Where the word "crémeux" occurs in a line, return that line.

● DATA LINES
• • • • • • •

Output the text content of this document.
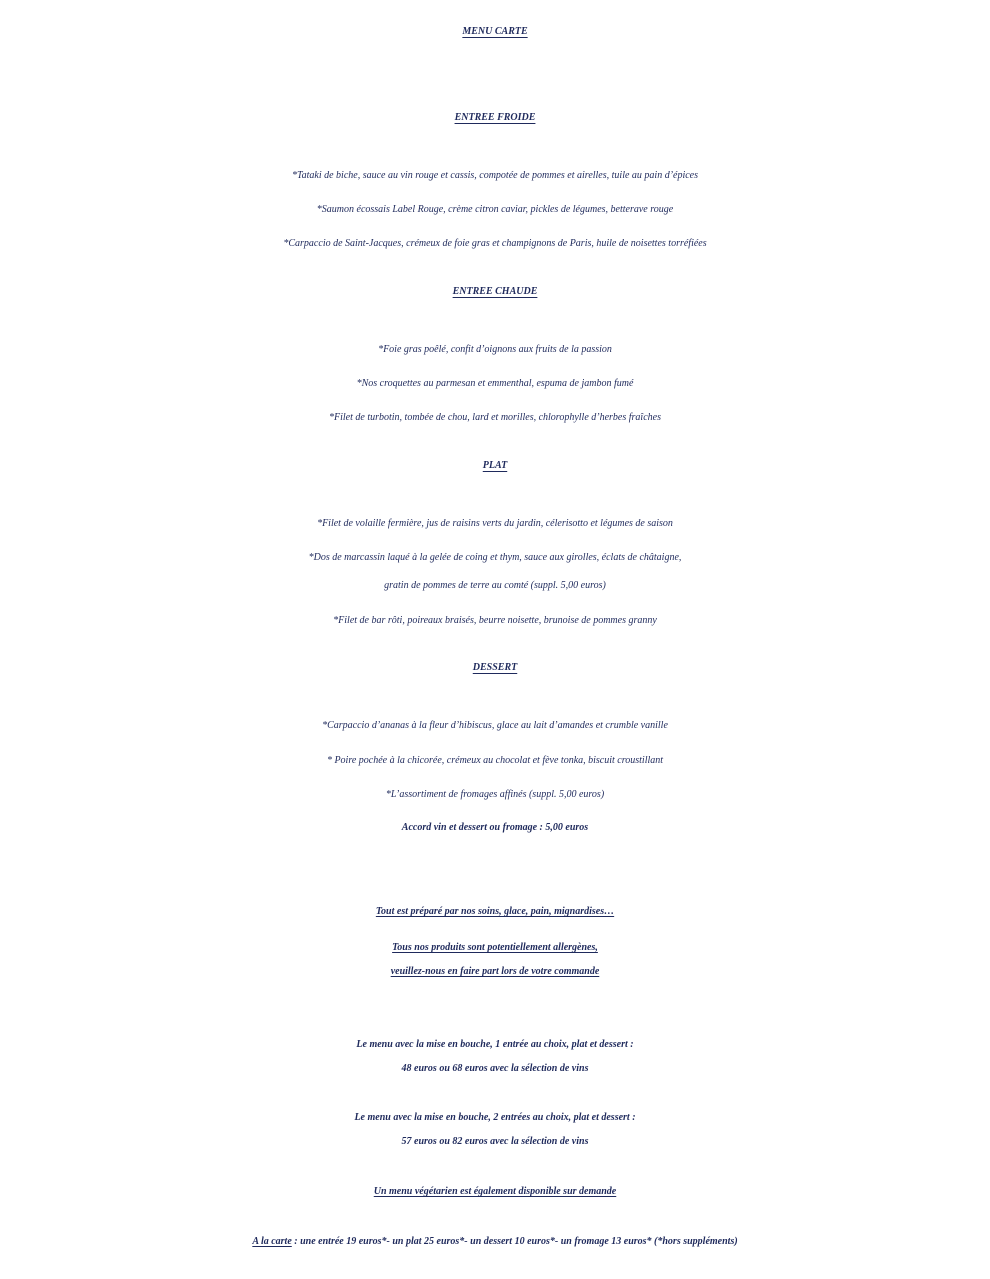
MENU CARTE
ENTREE FROIDE
*Tataki de biche, sauce au vin rouge et cassis, compotée de pommes et airelles, tuile au pain d’épices
*Saumon écossais Label Rouge, crème citron caviar, pickles de légumes, betterave rouge
*Carpaccio de Saint-Jacques, crémeux de foie gras et champignons de Paris, huile de noisettes torréfiées
ENTREE CHAUDE
*Foie gras poêlé, confit d’oignons aux fruits de la passion
*Nos croquettes au parmesan et emmenthal, espuma de jambon fumé
*Filet de turbotin, tombée de chou, lard et morilles, chlorophylle d’herbes fraîches
PLAT
*Filet de volaille fermière, jus de raisins verts du jardin, célerisotto et légumes de saison
*Dos de marcassin laqué à la gelée de coing et thym, sauce aux girolles, éclats de châtaigne,
gratin de pommes de terre au comté (suppl. 5,00 euros)
*Filet de bar rôti, poireaux braisés, beurre noisette, brunoise de pommes granny
DESSERT
*Carpaccio d’ananas à la fleur d’hibiscus, glace au lait d’amandes et crumble vanille
* Poire pochée à la chicorée, crémeux au chocolat et fève tonka, biscuit croustillant
*L’assortiment de fromages affinés (suppl. 5,00 euros)
Accord vin et dessert ou fromage : 5,00 euros
Tout est préparé par nos soins, glace, pain, mignardises…
Tous nos produits sont potentiellement allergènes,
veuillez-nous en faire part lors de votre commande
Le menu avec la mise en bouche, 1 entrée au choix, plat et dessert :
48 euros ou 68 euros avec la sélection de vins
Le menu avec la mise en bouche, 2 entrées au choix, plat et dessert :
57 euros ou 82 euros avec la sélection de vins
Un menu végétarien est également disponible sur demande
A la carte : une entrée 19 euros*- un plat 25 euros*- un dessert 10 euros*- un fromage 13 euros* (*hors suppléments)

• • • • • • •

● TASK RESPONSE
*Carpaccio de Saint-Jacques, crémeux de foie gras et champignons de Paris, huile de noisettes torréfiées
* Poire pochée à la chicorée, crémeux au chocolat et fève tonka, biscuit croustillant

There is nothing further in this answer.